■ What needs to be done
Output the full listing below exactly as it reads, and skip anything that is a picture.
-- start of Material shown --
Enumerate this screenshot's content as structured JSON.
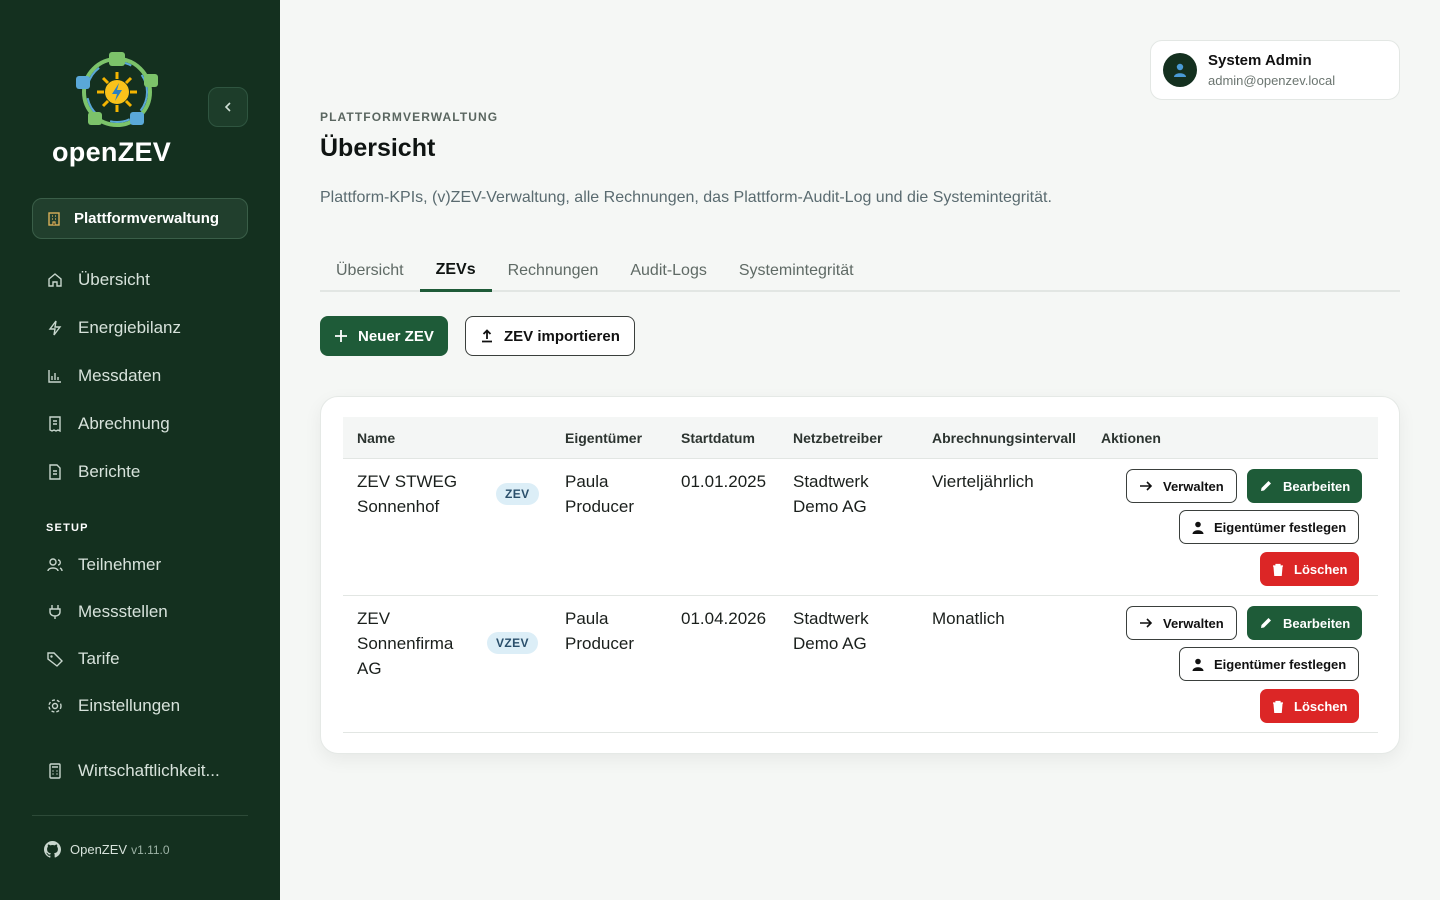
{
  "sidebar": {
    "logo_text": "openZEV",
    "platform_button": "Plattformverwaltung",
    "nav_main": [
      {
        "label": "Übersicht",
        "icon": "home-icon"
      },
      {
        "label": "Energiebilanz",
        "icon": "bolt-icon"
      },
      {
        "label": "Messdaten",
        "icon": "bar-chart-icon"
      },
      {
        "label": "Abrechnung",
        "icon": "receipt-icon"
      },
      {
        "label": "Berichte",
        "icon": "document-icon"
      }
    ],
    "section_setup": "SETUP",
    "nav_setup": [
      {
        "label": "Teilnehmer",
        "icon": "users-icon"
      },
      {
        "label": "Messstellen",
        "icon": "plug-icon"
      },
      {
        "label": "Tarife",
        "icon": "tag-icon"
      },
      {
        "label": "Einstellungen",
        "icon": "gear-icon"
      }
    ],
    "nav_extra": {
      "label": "Wirtschaftlichkeit...",
      "icon": "calculator-icon"
    },
    "footer": {
      "name": "OpenZEV",
      "version": "v1.11.0"
    }
  },
  "user": {
    "name": "System Admin",
    "email": "admin@openzev.local"
  },
  "header": {
    "eyebrow": "PLATTFORMVERWALTUNG",
    "title": "Übersicht",
    "description": "Plattform-KPIs, (v)ZEV-Verwaltung, alle Rechnungen, das Plattform-Audit-Log und die Systemintegrität."
  },
  "tabs": [
    "Übersicht",
    "ZEVs",
    "Rechnungen",
    "Audit-Logs",
    "Systemintegrität"
  ],
  "active_tab": "ZEVs",
  "toolbar": {
    "new_label": "Neuer ZEV",
    "import_label": "ZEV importieren"
  },
  "table": {
    "columns": [
      "Name",
      "Eigentümer",
      "Startdatum",
      "Netzbetreiber",
      "Abrechnungsintervall",
      "Aktionen"
    ],
    "rows": [
      {
        "name": "ZEV STWEG Sonnenhof",
        "name_lines": [
          "ZEV STWEG",
          "Sonnenhof"
        ],
        "badge": "ZEV",
        "owner_lines": [
          "Paula",
          "Producer"
        ],
        "start": "01.01.2025",
        "operator_lines": [
          "Stadtwerk",
          "Demo AG"
        ],
        "interval": "Vierteljährlich"
      },
      {
        "name": "ZEV Sonnenfirma AG",
        "name_lines": [
          "ZEV",
          "Sonnenfirma",
          "AG"
        ],
        "badge": "VZEV",
        "owner_lines": [
          "Paula",
          "Producer"
        ],
        "start": "01.04.2026",
        "operator_lines": [
          "Stadtwerk",
          "Demo AG"
        ],
        "interval": "Monatlich"
      }
    ],
    "actions": {
      "manage": "Verwalten",
      "edit": "Bearbeiten",
      "set_owner": "Eigentümer festlegen",
      "delete": "Löschen"
    }
  },
  "colors": {
    "sidebar_bg": "#14301f",
    "primary": "#1e5b38",
    "danger": "#dc2626",
    "badge_bg": "#dceef7"
  }
}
-- end of Material shown --
■ Result for this task
Enumerate this screenshot's content as structured JSON.
{
  "sidebar": {
    "logo_text": "openZEV",
    "platform_button": "Plattformverwaltung",
    "nav_main": [
      {
        "label": "Übersicht",
        "icon": "home-icon"
      },
      {
        "label": "Energiebilanz",
        "icon": "bolt-icon"
      },
      {
        "label": "Messdaten",
        "icon": "bar-chart-icon"
      },
      {
        "label": "Abrechnung",
        "icon": "receipt-icon"
      },
      {
        "label": "Berichte",
        "icon": "document-icon"
      }
    ],
    "section_setup": "SETUP",
    "nav_setup": [
      {
        "label": "Teilnehmer",
        "icon": "users-icon"
      },
      {
        "label": "Messstellen",
        "icon": "plug-icon"
      },
      {
        "label": "Tarife",
        "icon": "tag-icon"
      },
      {
        "label": "Einstellungen",
        "icon": "gear-icon"
      }
    ],
    "nav_extra": {
      "label": "Wirtschaftlichkeit...",
      "icon": "calculator-icon"
    },
    "footer": {
      "name": "OpenZEV",
      "version": "v1.11.0"
    }
  },
  "user": {
    "name": "System Admin",
    "email": "admin@openzev.local"
  },
  "header": {
    "eyebrow": "PLATTFORMVERWALTUNG",
    "title": "Übersicht",
    "description": "Plattform-KPIs, (v)ZEV-Verwaltung, alle Rechnungen, das Plattform-Audit-Log und die Systemintegrität."
  },
  "tabs": [
    "Übersicht",
    "ZEVs",
    "Rechnungen",
    "Audit-Logs",
    "Systemintegrität"
  ],
  "active_tab": "ZEVs",
  "toolbar": {
    "new_label": "Neuer ZEV",
    "import_label": "ZEV importieren"
  },
  "table": {
    "columns": [
      "Name",
      "Eigentümer",
      "Startdatum",
      "Netzbetreiber",
      "Abrechnungsintervall",
      "Aktionen"
    ],
    "rows": [
      {
        "name": "ZEV STWEG Sonnenhof",
        "name_lines": [
          "ZEV STWEG",
          "Sonnenhof"
        ],
        "badge": "ZEV",
        "owner_lines": [
          "Paula",
          "Producer"
        ],
        "start": "01.01.2025",
        "operator_lines": [
          "Stadtwerk",
          "Demo AG"
        ],
        "interval": "Vierteljährlich"
      },
      {
        "name": "ZEV Sonnenfirma AG",
        "name_lines": [
          "ZEV",
          "Sonnenfirma",
          "AG"
        ],
        "badge": "VZEV",
        "owner_lines": [
          "Paula",
          "Producer"
        ],
        "start": "01.04.2026",
        "operator_lines": [
          "Stadtwerk",
          "Demo AG"
        ],
        "interval": "Monatlich"
      }
    ],
    "actions": {
      "manage": "Verwalten",
      "edit": "Bearbeiten",
      "set_owner": "Eigentümer festlegen",
      "delete": "Löschen"
    }
  },
  "colors": {
    "sidebar_bg": "#14301f",
    "primary": "#1e5b38",
    "danger": "#dc2626",
    "badge_bg": "#dceef7"
  }
}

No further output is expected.